**REQUIRED TASK**.
Compile every line that includes the word "color".

━━━━━━━━━━━━━━━━━━━━

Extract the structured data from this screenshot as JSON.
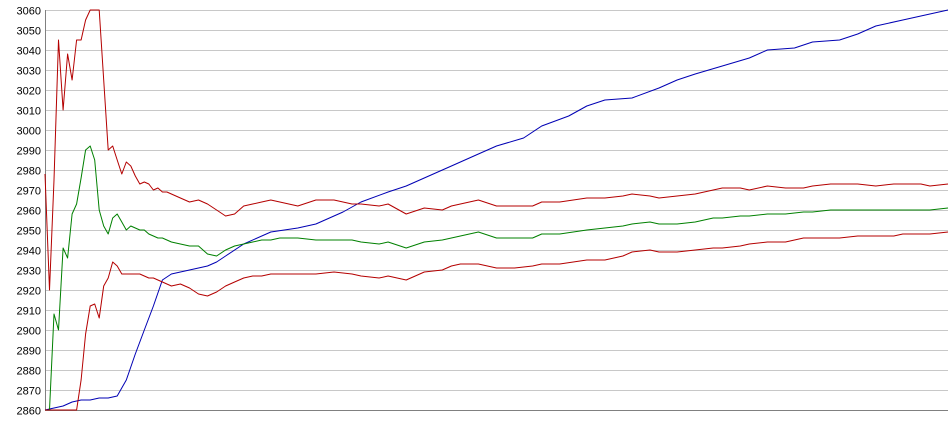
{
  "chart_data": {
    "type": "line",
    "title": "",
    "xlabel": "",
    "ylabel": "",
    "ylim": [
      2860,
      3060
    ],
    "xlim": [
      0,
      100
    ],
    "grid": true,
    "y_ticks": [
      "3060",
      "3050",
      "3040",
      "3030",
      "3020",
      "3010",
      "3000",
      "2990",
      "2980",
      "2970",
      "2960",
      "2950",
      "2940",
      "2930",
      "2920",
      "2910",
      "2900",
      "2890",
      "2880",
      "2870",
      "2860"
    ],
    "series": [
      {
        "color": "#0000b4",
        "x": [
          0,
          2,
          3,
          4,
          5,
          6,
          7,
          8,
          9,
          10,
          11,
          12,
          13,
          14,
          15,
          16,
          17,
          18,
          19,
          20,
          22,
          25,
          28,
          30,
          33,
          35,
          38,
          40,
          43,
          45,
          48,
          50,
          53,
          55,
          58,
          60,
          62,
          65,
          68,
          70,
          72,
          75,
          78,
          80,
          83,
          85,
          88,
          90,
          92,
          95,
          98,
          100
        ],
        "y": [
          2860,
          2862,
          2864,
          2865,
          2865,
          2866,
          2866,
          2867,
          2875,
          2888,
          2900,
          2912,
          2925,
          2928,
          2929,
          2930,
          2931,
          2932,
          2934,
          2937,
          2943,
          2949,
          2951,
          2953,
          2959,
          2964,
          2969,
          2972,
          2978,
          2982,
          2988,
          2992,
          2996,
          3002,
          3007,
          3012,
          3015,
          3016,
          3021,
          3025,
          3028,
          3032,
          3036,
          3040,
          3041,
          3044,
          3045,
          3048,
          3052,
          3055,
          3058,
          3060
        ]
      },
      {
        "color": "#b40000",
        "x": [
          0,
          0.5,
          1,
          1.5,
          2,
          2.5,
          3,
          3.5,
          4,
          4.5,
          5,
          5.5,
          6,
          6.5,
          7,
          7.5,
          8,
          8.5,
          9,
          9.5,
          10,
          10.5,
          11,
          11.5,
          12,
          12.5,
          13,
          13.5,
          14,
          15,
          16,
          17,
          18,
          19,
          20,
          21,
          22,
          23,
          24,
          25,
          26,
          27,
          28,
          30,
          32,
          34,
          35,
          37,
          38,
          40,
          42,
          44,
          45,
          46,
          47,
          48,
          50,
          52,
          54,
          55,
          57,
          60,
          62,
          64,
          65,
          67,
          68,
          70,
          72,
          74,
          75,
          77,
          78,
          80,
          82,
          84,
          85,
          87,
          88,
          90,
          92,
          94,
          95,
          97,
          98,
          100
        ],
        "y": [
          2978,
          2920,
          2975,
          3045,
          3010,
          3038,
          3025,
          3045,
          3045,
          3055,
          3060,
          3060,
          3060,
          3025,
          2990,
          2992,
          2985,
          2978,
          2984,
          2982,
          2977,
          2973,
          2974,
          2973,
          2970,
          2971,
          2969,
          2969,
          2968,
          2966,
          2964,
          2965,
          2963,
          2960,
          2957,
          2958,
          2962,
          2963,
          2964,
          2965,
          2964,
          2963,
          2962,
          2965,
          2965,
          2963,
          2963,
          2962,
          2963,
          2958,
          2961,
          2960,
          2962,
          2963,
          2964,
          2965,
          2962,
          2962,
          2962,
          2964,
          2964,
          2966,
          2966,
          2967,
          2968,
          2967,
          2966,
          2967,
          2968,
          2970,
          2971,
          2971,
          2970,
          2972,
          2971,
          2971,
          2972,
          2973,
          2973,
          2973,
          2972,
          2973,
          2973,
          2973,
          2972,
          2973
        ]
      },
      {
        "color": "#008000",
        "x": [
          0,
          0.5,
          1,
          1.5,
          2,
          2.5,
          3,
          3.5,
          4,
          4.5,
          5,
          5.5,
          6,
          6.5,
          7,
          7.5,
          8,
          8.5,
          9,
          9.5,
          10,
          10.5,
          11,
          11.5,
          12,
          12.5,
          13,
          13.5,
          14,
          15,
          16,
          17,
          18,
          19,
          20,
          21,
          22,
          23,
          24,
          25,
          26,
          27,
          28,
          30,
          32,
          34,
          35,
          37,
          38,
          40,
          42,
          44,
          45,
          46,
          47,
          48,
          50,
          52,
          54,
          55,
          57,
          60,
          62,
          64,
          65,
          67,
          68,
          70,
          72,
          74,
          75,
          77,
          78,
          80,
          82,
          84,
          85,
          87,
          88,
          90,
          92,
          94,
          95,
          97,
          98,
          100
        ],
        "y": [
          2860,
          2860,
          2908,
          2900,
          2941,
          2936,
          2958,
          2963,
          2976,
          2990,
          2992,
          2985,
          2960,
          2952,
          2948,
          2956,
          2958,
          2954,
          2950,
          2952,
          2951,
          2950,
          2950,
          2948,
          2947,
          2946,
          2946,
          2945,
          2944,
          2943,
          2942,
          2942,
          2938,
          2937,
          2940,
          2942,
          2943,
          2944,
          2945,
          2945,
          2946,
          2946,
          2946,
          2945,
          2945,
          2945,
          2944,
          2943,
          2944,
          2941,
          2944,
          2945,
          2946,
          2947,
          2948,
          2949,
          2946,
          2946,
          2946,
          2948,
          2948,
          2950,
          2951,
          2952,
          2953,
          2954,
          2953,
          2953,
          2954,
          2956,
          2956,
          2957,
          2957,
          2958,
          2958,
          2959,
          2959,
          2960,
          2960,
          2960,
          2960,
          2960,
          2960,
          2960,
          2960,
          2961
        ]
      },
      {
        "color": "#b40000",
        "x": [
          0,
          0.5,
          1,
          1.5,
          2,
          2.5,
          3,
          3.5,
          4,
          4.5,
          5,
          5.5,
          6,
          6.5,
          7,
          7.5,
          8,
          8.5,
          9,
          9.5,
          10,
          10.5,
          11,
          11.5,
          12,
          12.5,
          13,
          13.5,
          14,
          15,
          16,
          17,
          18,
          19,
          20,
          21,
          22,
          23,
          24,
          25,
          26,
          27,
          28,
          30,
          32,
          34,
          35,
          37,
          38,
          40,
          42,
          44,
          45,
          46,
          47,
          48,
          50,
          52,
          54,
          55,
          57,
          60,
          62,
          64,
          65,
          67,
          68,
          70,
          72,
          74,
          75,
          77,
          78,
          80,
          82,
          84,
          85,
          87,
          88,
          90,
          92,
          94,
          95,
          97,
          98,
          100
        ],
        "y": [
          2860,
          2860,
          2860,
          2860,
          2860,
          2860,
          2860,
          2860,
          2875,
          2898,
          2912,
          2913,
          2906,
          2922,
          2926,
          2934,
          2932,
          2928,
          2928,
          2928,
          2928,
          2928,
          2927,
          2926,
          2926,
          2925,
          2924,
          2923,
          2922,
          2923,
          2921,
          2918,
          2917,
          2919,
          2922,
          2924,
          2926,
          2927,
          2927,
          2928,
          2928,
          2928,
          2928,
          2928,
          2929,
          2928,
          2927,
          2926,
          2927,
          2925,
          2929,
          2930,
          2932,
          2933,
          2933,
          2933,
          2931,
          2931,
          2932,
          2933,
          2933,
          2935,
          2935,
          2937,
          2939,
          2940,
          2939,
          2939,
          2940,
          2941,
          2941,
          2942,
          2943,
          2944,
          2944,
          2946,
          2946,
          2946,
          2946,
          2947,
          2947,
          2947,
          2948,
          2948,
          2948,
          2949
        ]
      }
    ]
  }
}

━━━━━━━━━━━━━━━━━━━━

**FINISHED ANSWER**.
        "color": "#0000b4",
        "color": "#b40000",
        "color": "#008000",
        "color": "#b40000",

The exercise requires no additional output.